[start Provided material]

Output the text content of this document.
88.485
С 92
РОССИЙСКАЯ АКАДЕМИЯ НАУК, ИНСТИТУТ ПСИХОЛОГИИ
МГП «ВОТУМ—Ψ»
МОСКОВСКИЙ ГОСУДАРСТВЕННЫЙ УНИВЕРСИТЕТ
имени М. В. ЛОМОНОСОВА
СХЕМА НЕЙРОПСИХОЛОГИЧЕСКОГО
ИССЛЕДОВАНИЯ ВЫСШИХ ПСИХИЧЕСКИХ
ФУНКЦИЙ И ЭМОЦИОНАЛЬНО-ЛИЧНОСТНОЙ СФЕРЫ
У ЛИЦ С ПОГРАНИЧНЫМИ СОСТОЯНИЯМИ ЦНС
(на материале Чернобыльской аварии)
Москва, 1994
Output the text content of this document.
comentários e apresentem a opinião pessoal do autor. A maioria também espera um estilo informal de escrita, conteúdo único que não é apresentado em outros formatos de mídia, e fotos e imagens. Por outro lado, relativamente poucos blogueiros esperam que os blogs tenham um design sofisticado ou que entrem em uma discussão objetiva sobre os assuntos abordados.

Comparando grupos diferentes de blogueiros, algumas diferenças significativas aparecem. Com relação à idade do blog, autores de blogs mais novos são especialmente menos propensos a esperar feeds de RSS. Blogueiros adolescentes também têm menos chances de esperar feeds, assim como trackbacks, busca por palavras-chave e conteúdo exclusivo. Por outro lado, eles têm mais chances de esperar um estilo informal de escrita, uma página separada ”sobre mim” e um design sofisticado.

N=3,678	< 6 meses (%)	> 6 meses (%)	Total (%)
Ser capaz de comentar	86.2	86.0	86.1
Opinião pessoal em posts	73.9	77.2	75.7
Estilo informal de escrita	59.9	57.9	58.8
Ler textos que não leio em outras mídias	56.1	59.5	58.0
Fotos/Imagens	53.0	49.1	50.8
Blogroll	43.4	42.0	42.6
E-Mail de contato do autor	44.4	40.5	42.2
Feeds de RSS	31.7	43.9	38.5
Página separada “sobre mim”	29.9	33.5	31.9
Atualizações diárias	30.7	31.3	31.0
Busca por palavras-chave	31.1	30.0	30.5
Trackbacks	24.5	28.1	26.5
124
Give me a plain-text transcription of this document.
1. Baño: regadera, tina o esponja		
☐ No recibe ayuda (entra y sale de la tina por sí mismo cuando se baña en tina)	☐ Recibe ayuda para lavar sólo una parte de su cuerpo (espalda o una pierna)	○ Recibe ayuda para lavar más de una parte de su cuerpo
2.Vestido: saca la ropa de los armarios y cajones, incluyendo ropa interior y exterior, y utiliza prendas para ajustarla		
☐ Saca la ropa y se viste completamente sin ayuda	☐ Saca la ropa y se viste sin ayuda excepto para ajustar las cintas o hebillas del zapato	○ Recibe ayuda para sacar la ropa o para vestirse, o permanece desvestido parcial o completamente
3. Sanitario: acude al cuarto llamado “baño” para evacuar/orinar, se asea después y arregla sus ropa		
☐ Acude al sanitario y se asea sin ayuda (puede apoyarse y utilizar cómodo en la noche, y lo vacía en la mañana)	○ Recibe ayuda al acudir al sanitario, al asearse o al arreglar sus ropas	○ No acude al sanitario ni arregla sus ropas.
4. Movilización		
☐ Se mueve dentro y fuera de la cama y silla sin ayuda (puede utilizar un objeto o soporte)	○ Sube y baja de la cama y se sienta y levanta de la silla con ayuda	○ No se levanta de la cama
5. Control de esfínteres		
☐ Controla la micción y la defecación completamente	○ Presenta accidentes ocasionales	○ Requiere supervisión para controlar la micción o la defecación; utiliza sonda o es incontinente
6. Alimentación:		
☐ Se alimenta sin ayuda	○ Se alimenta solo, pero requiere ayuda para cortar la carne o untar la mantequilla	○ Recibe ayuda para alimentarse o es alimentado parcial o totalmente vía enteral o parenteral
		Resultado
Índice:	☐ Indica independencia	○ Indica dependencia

[end Provided material]

● Your goal
Reproduce the full set of records precisely.

● Finished exercise
Output the text content of this document.
88.485
С 92
РОССИЙСКАЯ АКАДЕМИЯ НАУК, ИНСТИТУТ ПСИХОЛОГИИ
МГП «ВОТУМ—Ψ»
МОСКОВСКИЙ ГОСУДАРСТВЕННЫЙ УНИВЕРСИТЕТ
имени М. В. ЛОМОНОСОВА
СХЕМА НЕЙРОПСИХОЛОГИЧЕСКОГО
ИССЛЕДОВАНИЯ ВЫСШИХ ПСИХИЧЕСКИХ
ФУНКЦИЙ И ЭМОЦИОНАЛЬНО-ЛИЧНОСТНОЙ СФЕРЫ
У ЛИЦ С ПОГРАНИЧНЫМИ СОСТОЯНИЯМИ ЦНС
(на материале Чернобыльской аварии)
Москва, 1994
Output the text content of this document.
comentários e apresentem a opinião pessoal do autor. A maioria também espera um estilo informal de escrita, conteúdo único que não é apresentado em outros formatos de mídia, e fotos e imagens. Por outro lado, relativamente poucos blogueiros esperam que os blogs tenham um design sofisticado ou que entrem em uma discussão objetiva sobre os assuntos abordados.

Comparando grupos diferentes de blogueiros, algumas diferenças significativas aparecem. Com relação à idade do blog, autores de blogs mais novos são especialmente menos propensos a esperar feeds de RSS. Blogueiros adolescentes também têm menos chances de esperar feeds, assim como trackbacks, busca por palavras-chave e conteúdo exclusivo. Por outro lado, eles têm mais chances de esperar um estilo informal de escrita, uma página separada ”sobre mim” e um design sofisticado.

N=3,678	< 6 meses (%)	> 6 meses (%)	Total (%)
Ser capaz de comentar	86.2	86.0	86.1
Opinião pessoal em posts	73.9	77.2	75.7
Estilo informal de escrita	59.9	57.9	58.8
Ler textos que não leio em outras mídias	56.1	59.5	58.0
Fotos/Imagens	53.0	49.1	50.8
Blogroll	43.4	42.0	42.6
E-Mail de contato do autor	44.4	40.5	42.2
Feeds de RSS	31.7	43.9	38.5
Página separada “sobre mim”	29.9	33.5	31.9
Atualizações diárias	30.7	31.3	31.0
Busca por palavras-chave	31.1	30.0	30.5
Trackbacks	24.5	28.1	26.5
124
Give me a plain-text transcription of this document.
1. Baño: regadera, tina o esponja		
☐ No recibe ayuda (entra y sale de la tina por sí mismo cuando se baña en tina)	☐ Recibe ayuda para lavar sólo una parte de su cuerpo (espalda o una pierna)	○ Recibe ayuda para lavar más de una parte de su cuerpo
2.Vestido: saca la ropa de los armarios y cajones, incluyendo ropa interior y exterior, y utiliza prendas para ajustarla		
☐ Saca la ropa y se viste completamente sin ayuda	☐ Saca la ropa y se viste sin ayuda excepto para ajustar las cintas o hebillas del zapato	○ Recibe ayuda para sacar la ropa o para vestirse, o permanece desvestido parcial o completamente
3. Sanitario: acude al cuarto llamado “baño” para evacuar/orinar, se asea después y arregla sus ropa		
☐ Acude al sanitario y se asea sin ayuda (puede apoyarse y utilizar cómodo en la noche, y lo vacía en la mañana)	○ Recibe ayuda al acudir al sanitario, al asearse o al arreglar sus ropas	○ No acude al sanitario ni arregla sus ropas.
4. Movilización		
☐ Se mueve dentro y fuera de la cama y silla sin ayuda (puede utilizar un objeto o soporte)	○ Sube y baja de la cama y se sienta y levanta de la silla con ayuda	○ No se levanta de la cama
5. Control de esfínteres		
☐ Controla la micción y la defecación completamente	○ Presenta accidentes ocasionales	○ Requiere supervisión para controlar la micción o la defecación; utiliza sonda o es incontinente
6. Alimentación:		
☐ Se alimenta sin ayuda	○ Se alimenta solo, pero requiere ayuda para cortar la carne o untar la mantequilla	○ Recibe ayuda para alimentarse o es alimentado parcial o totalmente vía enteral o parenteral
		Resultado
Índice:	☐ Indica independencia	○ Indica dependencia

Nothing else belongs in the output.